◆ **Problem to work on**:
Output the material exactly, but drop every image it holds.

::::::

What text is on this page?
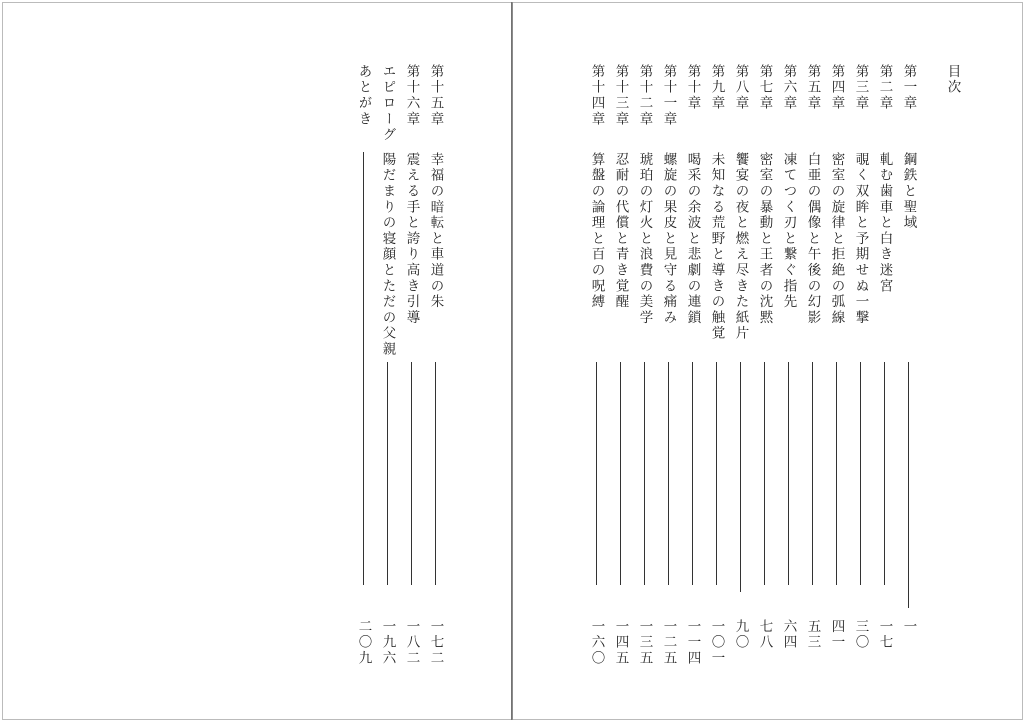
目次
第一章
鋼鉄と聖域
一
第二章
軋む歯車と白き迷宮
一七
第三章
覗く双眸と予期せぬ一撃
三〇
第四章
密室の旋律と拒絶の弧線
四一
第五章
白亜の偶像と午後の幻影
五三
第六章
凍てつく刃と繋ぐ指先
六四
第七章
密室の暴動と王者の沈黙
七八
第八章
饗宴の夜と燃え尽きた紙片
九〇
第九章
未知なる荒野と導きの触覚
一〇一
第十章
喝采の余波と悲劇の連鎖
一一四
第十一章
螺旋の果皮と見守る痛み
一二五
第十二章
琥珀の灯火と浪費の美学
一三五
第十三章
忍耐の代償と青き覚醒
一四五
第十四章
算盤の論理と百の呪縛
一六〇
第十五章
幸福の暗転と車道の朱
一七二
第十六章
震える手と誇り高き引導
一八二
エピローグ
陽だまりの寝顔とただの父親
一九六
あとがき
二〇九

::::::

◆ **The solution**:
What text is on this page?
目次
第一章
鋼鉄と聖域
一
第二章
軋む歯車と白き迷宮
一七
第三章
覗く双眸と予期せぬ一撃
三〇
第四章
密室の旋律と拒絶の弧線
四一
第五章
白亜の偶像と午後の幻影
五三
第六章
凍てつく刃と繋ぐ指先
六四
第七章
密室の暴動と王者の沈黙
七八
第八章
饗宴の夜と燃え尽きた紙片
九〇
第九章
未知なる荒野と導きの触覚
一〇一
第十章
喝采の余波と悲劇の連鎖
一一四
第十一章
螺旋の果皮と見守る痛み
一二五
第十二章
琥珀の灯火と浪費の美学
一三五
第十三章
忍耐の代償と青き覚醒
一四五
第十四章
算盤の論理と百の呪縛
一六〇
第十五章
幸福の暗転と車道の朱
一七二
第十六章
震える手と誇り高き引導
一八二
エピローグ
陽だまりの寝顔とただの父親
一九六
あとがき
二〇九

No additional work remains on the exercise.